**** Provided entries

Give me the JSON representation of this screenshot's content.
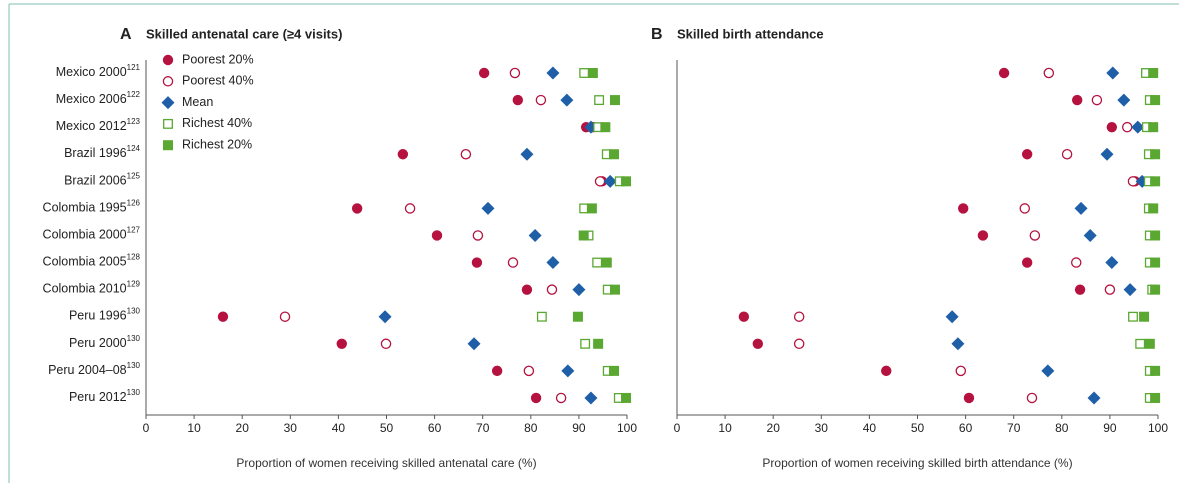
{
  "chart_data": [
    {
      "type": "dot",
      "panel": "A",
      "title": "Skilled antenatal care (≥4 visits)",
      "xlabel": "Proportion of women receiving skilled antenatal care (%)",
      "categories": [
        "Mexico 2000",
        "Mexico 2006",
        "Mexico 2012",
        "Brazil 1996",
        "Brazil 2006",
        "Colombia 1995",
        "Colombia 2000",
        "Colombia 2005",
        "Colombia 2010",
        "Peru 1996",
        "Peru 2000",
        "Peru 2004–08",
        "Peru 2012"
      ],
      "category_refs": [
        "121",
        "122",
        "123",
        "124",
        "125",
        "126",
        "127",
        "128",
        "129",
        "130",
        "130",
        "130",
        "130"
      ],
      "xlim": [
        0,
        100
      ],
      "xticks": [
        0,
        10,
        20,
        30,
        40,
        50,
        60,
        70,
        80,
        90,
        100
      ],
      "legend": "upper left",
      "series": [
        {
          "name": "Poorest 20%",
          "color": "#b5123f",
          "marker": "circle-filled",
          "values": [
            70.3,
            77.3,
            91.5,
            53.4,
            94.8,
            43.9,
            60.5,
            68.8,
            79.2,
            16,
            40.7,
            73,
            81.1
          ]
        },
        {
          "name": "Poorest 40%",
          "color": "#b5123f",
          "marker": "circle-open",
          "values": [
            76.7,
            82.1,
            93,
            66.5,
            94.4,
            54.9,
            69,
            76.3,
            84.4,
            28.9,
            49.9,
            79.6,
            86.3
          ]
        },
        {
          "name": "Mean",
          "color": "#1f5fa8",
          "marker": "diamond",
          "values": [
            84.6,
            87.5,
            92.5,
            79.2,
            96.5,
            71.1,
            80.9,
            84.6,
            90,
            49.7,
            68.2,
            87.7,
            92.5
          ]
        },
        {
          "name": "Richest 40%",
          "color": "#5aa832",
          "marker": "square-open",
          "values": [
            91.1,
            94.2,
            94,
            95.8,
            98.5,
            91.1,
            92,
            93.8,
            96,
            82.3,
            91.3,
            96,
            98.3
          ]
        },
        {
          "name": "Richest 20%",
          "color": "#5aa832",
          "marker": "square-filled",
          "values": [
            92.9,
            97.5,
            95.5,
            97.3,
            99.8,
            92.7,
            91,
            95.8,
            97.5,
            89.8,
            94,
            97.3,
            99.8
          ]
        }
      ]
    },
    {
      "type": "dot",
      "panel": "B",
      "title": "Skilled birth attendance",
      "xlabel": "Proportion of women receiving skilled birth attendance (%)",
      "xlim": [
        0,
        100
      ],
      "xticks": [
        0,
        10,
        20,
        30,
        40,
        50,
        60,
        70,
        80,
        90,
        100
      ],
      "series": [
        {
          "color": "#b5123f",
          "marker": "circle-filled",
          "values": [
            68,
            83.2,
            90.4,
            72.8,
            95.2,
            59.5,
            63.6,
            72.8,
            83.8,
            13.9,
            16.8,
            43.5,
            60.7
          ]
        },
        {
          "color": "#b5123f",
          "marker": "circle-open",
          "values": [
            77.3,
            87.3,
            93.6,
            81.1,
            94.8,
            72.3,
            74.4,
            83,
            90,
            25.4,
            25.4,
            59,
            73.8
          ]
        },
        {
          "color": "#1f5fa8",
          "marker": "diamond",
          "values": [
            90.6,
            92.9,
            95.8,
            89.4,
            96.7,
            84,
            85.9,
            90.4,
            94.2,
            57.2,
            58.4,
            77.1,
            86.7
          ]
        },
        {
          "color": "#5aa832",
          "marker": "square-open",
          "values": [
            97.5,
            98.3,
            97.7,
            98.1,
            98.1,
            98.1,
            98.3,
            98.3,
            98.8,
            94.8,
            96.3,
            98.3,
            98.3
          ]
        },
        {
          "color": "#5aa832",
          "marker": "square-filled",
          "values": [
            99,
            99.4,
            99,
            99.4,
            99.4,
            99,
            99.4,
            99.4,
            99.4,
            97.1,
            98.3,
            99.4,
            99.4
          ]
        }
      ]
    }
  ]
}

********

## Your instructions
Among the lines of the records above, count those holding the string "Peru", and report only the number.

## Complete output
4